[Data listing]
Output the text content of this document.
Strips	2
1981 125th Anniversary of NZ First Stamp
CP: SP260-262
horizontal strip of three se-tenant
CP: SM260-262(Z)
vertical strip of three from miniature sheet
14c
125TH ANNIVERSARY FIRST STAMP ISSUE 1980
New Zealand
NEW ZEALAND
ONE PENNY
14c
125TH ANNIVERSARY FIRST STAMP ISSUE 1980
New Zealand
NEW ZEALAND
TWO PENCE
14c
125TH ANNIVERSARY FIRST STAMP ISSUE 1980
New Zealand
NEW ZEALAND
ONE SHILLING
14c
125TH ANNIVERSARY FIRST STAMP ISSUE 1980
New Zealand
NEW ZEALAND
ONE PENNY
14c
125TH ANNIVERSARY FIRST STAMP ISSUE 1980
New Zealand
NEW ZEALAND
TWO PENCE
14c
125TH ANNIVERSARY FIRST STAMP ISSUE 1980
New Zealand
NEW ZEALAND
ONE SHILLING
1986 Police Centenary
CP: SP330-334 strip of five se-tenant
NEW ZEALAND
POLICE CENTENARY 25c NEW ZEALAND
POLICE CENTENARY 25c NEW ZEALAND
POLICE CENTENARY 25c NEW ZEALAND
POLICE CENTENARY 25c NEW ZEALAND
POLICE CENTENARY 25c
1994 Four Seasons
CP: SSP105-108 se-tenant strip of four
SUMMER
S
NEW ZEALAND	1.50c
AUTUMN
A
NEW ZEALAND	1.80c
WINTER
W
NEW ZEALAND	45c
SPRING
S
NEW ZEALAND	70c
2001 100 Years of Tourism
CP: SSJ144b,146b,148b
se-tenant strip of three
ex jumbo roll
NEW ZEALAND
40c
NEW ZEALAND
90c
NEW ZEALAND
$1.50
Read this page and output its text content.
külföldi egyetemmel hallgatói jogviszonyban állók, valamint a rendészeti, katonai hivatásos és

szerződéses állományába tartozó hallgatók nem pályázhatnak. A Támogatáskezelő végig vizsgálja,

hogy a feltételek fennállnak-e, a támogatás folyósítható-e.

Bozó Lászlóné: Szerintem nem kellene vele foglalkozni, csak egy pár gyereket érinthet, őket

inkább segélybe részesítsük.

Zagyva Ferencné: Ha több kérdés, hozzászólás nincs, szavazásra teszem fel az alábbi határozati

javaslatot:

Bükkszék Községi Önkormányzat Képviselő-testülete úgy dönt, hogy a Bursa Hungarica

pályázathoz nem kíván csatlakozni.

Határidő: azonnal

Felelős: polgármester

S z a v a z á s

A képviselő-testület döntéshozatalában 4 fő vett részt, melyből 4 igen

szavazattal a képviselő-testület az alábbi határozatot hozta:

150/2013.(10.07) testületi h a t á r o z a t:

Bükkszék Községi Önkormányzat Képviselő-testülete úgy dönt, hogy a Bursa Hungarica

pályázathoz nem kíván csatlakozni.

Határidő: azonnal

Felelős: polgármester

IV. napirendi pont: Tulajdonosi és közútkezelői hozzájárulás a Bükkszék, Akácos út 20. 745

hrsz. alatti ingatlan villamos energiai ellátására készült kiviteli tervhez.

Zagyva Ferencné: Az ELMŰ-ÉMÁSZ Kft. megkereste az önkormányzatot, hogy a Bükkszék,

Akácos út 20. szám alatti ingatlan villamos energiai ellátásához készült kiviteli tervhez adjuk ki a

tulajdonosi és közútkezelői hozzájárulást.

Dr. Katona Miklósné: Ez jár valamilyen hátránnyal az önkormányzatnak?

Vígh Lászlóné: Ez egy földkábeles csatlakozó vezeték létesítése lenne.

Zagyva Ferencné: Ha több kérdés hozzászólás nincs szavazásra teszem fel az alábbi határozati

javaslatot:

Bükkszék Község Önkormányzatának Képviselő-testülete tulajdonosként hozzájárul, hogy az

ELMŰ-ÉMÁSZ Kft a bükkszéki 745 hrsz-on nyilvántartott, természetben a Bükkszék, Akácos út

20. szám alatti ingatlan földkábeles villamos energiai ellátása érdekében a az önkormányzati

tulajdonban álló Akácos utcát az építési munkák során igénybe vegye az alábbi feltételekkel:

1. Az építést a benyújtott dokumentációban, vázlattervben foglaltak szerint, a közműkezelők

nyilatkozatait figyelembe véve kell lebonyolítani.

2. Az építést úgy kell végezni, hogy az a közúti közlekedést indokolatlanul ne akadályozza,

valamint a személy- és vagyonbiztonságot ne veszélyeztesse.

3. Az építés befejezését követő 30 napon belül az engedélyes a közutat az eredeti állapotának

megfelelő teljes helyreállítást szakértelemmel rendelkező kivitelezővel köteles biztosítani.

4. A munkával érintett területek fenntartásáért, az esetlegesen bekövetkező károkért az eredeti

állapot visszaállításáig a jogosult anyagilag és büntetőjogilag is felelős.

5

WHAT THIS TASK INVOLVES: Repeat the material above in full, keeping every word.

REPLY TO THE TASK:
Output the text content of this document.
Strips	2
1981 125th Anniversary of NZ First Stamp
CP: SP260-262
horizontal strip of three se-tenant
CP: SM260-262(Z)
vertical strip of three from miniature sheet
14c
125TH ANNIVERSARY FIRST STAMP ISSUE 1980
New Zealand
NEW ZEALAND
ONE PENNY
14c
125TH ANNIVERSARY FIRST STAMP ISSUE 1980
New Zealand
NEW ZEALAND
TWO PENCE
14c
125TH ANNIVERSARY FIRST STAMP ISSUE 1980
New Zealand
NEW ZEALAND
ONE SHILLING
14c
125TH ANNIVERSARY FIRST STAMP ISSUE 1980
New Zealand
NEW ZEALAND
ONE PENNY
14c
125TH ANNIVERSARY FIRST STAMP ISSUE 1980
New Zealand
NEW ZEALAND
TWO PENCE
14c
125TH ANNIVERSARY FIRST STAMP ISSUE 1980
New Zealand
NEW ZEALAND
ONE SHILLING
1986 Police Centenary
CP: SP330-334 strip of five se-tenant
NEW ZEALAND
POLICE CENTENARY 25c NEW ZEALAND
POLICE CENTENARY 25c NEW ZEALAND
POLICE CENTENARY 25c NEW ZEALAND
POLICE CENTENARY 25c NEW ZEALAND
POLICE CENTENARY 25c
1994 Four Seasons
CP: SSP105-108 se-tenant strip of four
SUMMER
S
NEW ZEALAND	1.50c
AUTUMN
A
NEW ZEALAND	1.80c
WINTER
W
NEW ZEALAND	45c
SPRING
S
NEW ZEALAND	70c
2001 100 Years of Tourism
CP: SSJ144b,146b,148b
se-tenant strip of three
ex jumbo roll
NEW ZEALAND
40c
NEW ZEALAND
90c
NEW ZEALAND
$1.50
Read this page and output its text content.
külföldi egyetemmel hallgatói jogviszonyban állók, valamint a rendészeti, katonai hivatásos és

szerződéses állományába tartozó hallgatók nem pályázhatnak. A Támogatáskezelő végig vizsgálja,

hogy a feltételek fennállnak-e, a támogatás folyósítható-e.

Bozó Lászlóné: Szerintem nem kellene vele foglalkozni, csak egy pár gyereket érinthet, őket

inkább segélybe részesítsük.

Zagyva Ferencné: Ha több kérdés, hozzászólás nincs, szavazásra teszem fel az alábbi határozati

javaslatot:

Bükkszék Községi Önkormányzat Képviselő-testülete úgy dönt, hogy a Bursa Hungarica

pályázathoz nem kíván csatlakozni.

Határidő: azonnal

Felelős: polgármester

S z a v a z á s

A képviselő-testület döntéshozatalában 4 fő vett részt, melyből 4 igen

szavazattal a képviselő-testület az alábbi határozatot hozta:

150/2013.(10.07) testületi h a t á r o z a t:

Bükkszék Községi Önkormányzat Képviselő-testülete úgy dönt, hogy a Bursa Hungarica

pályázathoz nem kíván csatlakozni.

Határidő: azonnal

Felelős: polgármester

IV. napirendi pont: Tulajdonosi és közútkezelői hozzájárulás a Bükkszék, Akácos út 20. 745

hrsz. alatti ingatlan villamos energiai ellátására készült kiviteli tervhez.

Zagyva Ferencné: Az ELMŰ-ÉMÁSZ Kft. megkereste az önkormányzatot, hogy a Bükkszék,

Akácos út 20. szám alatti ingatlan villamos energiai ellátásához készült kiviteli tervhez adjuk ki a

tulajdonosi és közútkezelői hozzájárulást.

Dr. Katona Miklósné: Ez jár valamilyen hátránnyal az önkormányzatnak?

Vígh Lászlóné: Ez egy földkábeles csatlakozó vezeték létesítése lenne.

Zagyva Ferencné: Ha több kérdés hozzászólás nincs szavazásra teszem fel az alábbi határozati

javaslatot:

Bükkszék Község Önkormányzatának Képviselő-testülete tulajdonosként hozzájárul, hogy az

ELMŰ-ÉMÁSZ Kft a bükkszéki 745 hrsz-on nyilvántartott, természetben a Bükkszék, Akácos út

20. szám alatti ingatlan földkábeles villamos energiai ellátása érdekében a az önkormányzati

tulajdonban álló Akácos utcát az építési munkák során igénybe vegye az alábbi feltételekkel:

1. Az építést a benyújtott dokumentációban, vázlattervben foglaltak szerint, a közműkezelők

nyilatkozatait figyelembe véve kell lebonyolítani.

2. Az építést úgy kell végezni, hogy az a közúti közlekedést indokolatlanul ne akadályozza,

valamint a személy- és vagyonbiztonságot ne veszélyeztesse.

3. Az építés befejezését követő 30 napon belül az engedélyes a közutat az eredeti állapotának

megfelelő teljes helyreállítást szakértelemmel rendelkező kivitelezővel köteles biztosítani.

4. A munkával érintett területek fenntartásáért, az esetlegesen bekövetkező károkért az eredeti

állapot visszaállításáig a jogosult anyagilag és büntetőjogilag is felelős.

5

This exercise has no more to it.